## Written request
Exclude the pictures and retype the entries as written.

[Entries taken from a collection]
+---+
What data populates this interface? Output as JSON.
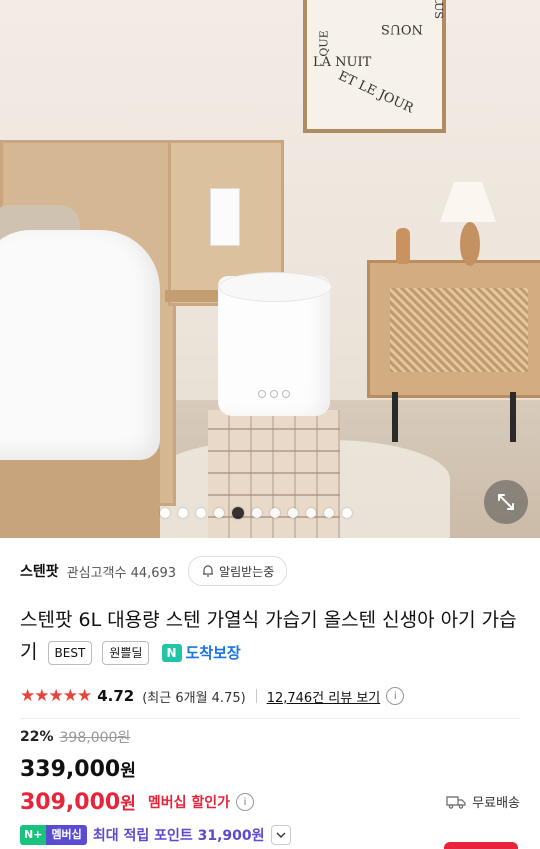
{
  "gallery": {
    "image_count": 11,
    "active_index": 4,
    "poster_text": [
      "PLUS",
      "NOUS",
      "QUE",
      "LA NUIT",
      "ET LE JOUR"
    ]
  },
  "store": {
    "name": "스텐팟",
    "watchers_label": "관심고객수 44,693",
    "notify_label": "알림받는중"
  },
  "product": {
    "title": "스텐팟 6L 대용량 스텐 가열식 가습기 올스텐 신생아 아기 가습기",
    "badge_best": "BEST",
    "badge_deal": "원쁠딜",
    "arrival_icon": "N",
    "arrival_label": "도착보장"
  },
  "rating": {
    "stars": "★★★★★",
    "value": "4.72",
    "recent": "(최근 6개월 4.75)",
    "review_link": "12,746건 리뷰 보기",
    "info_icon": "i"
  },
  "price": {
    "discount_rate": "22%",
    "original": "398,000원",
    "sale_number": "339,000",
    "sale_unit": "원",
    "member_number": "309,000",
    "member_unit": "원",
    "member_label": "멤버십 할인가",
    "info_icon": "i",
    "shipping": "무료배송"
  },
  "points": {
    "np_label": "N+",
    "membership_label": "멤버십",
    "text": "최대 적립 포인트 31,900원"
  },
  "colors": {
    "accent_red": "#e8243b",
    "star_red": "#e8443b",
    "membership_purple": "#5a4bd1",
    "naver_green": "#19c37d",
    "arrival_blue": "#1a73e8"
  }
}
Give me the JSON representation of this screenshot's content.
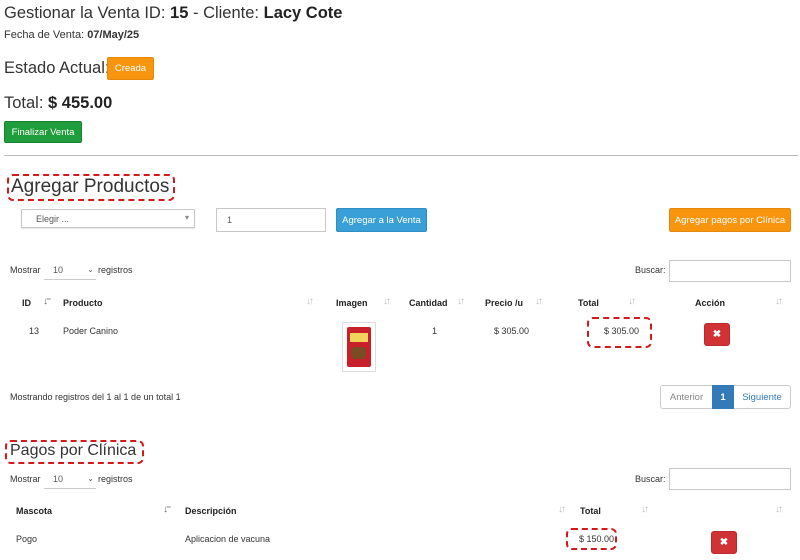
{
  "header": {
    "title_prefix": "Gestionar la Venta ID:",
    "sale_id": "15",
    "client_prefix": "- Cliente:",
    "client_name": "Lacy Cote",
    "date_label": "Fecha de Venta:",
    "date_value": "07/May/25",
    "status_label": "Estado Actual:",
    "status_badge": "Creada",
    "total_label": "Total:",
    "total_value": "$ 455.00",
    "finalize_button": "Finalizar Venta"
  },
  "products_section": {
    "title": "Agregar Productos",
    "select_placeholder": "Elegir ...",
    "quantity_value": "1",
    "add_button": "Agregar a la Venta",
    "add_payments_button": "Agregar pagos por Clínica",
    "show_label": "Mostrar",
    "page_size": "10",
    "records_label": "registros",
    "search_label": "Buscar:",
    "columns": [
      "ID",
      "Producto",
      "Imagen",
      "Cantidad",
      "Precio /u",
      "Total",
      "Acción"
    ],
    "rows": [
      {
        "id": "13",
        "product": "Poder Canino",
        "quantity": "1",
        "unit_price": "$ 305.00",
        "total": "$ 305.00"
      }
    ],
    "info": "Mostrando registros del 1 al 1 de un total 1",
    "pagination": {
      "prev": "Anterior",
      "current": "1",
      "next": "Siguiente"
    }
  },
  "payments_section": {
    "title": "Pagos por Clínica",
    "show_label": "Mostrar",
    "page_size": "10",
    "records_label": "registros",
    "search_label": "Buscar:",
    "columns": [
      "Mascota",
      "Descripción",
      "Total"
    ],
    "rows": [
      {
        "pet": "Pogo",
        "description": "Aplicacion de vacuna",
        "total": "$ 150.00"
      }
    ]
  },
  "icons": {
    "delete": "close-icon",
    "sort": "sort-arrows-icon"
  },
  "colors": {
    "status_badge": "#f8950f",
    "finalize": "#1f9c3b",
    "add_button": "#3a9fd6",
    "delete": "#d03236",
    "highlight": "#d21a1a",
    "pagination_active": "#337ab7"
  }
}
+---+
## Exercise result
What data populates this interface? Output as JSON.
{
  "gallery": {
    "image_count": 11,
    "active_index": 4,
    "poster_text": [
      "PLUS",
      "NOUS",
      "QUE",
      "LA NUIT",
      "ET LE JOUR"
    ]
  },
  "store": {
    "name": "스텐팟",
    "watchers_label": "관심고객수 44,693",
    "notify_label": "알림받는중"
  },
  "product": {
    "title": "스텐팟 6L 대용량 스텐 가열식 가습기 올스텐 신생아 아기 가습기",
    "badge_best": "BEST",
    "badge_deal": "원쁠딜",
    "arrival_icon": "N",
    "arrival_label": "도착보장"
  },
  "rating": {
    "stars": "★★★★★",
    "value": "4.72",
    "recent": "(최근 6개월 4.75)",
    "review_link": "12,746건 리뷰 보기",
    "info_icon": "i"
  },
  "price": {
    "discount_rate": "22%",
    "original": "398,000원",
    "sale_number": "339,000",
    "sale_unit": "원",
    "member_number": "309,000",
    "member_unit": "원",
    "member_label": "멤버십 할인가",
    "info_icon": "i",
    "shipping": "무료배송"
  },
  "points": {
    "np_label": "N+",
    "membership_label": "멤버십",
    "text": "최대 적립 포인트 31,900원"
  },
  "colors": {
    "accent_red": "#e8243b",
    "star_red": "#e8443b",
    "membership_purple": "#5a4bd1",
    "naver_green": "#19c37d",
    "arrival_blue": "#1a73e8"
  }
}
Give me the JSON representation of this screenshot's content.
{
  "header": {
    "title_prefix": "Gestionar la Venta ID:",
    "sale_id": "15",
    "client_prefix": "- Cliente:",
    "client_name": "Lacy Cote",
    "date_label": "Fecha de Venta:",
    "date_value": "07/May/25",
    "status_label": "Estado Actual:",
    "status_badge": "Creada",
    "total_label": "Total:",
    "total_value": "$ 455.00",
    "finalize_button": "Finalizar Venta"
  },
  "products_section": {
    "title": "Agregar Productos",
    "select_placeholder": "Elegir ...",
    "quantity_value": "1",
    "add_button": "Agregar a la Venta",
    "add_payments_button": "Agregar pagos por Clínica",
    "show_label": "Mostrar",
    "page_size": "10",
    "records_label": "registros",
    "search_label": "Buscar:",
    "columns": [
      "ID",
      "Producto",
      "Imagen",
      "Cantidad",
      "Precio /u",
      "Total",
      "Acción"
    ],
    "rows": [
      {
        "id": "13",
        "product": "Poder Canino",
        "quantity": "1",
        "unit_price": "$ 305.00",
        "total": "$ 305.00"
      }
    ],
    "info": "Mostrando registros del 1 al 1 de un total 1",
    "pagination": {
      "prev": "Anterior",
      "current": "1",
      "next": "Siguiente"
    }
  },
  "payments_section": {
    "title": "Pagos por Clínica",
    "show_label": "Mostrar",
    "page_size": "10",
    "records_label": "registros",
    "search_label": "Buscar:",
    "columns": [
      "Mascota",
      "Descripción",
      "Total"
    ],
    "rows": [
      {
        "pet": "Pogo",
        "description": "Aplicacion de vacuna",
        "total": "$ 150.00"
      }
    ]
  },
  "icons": {
    "delete": "close-icon",
    "sort": "sort-arrows-icon"
  },
  "colors": {
    "status_badge": "#f8950f",
    "finalize": "#1f9c3b",
    "add_button": "#3a9fd6",
    "delete": "#d03236",
    "highlight": "#d21a1a",
    "pagination_active": "#337ab7"
  }
}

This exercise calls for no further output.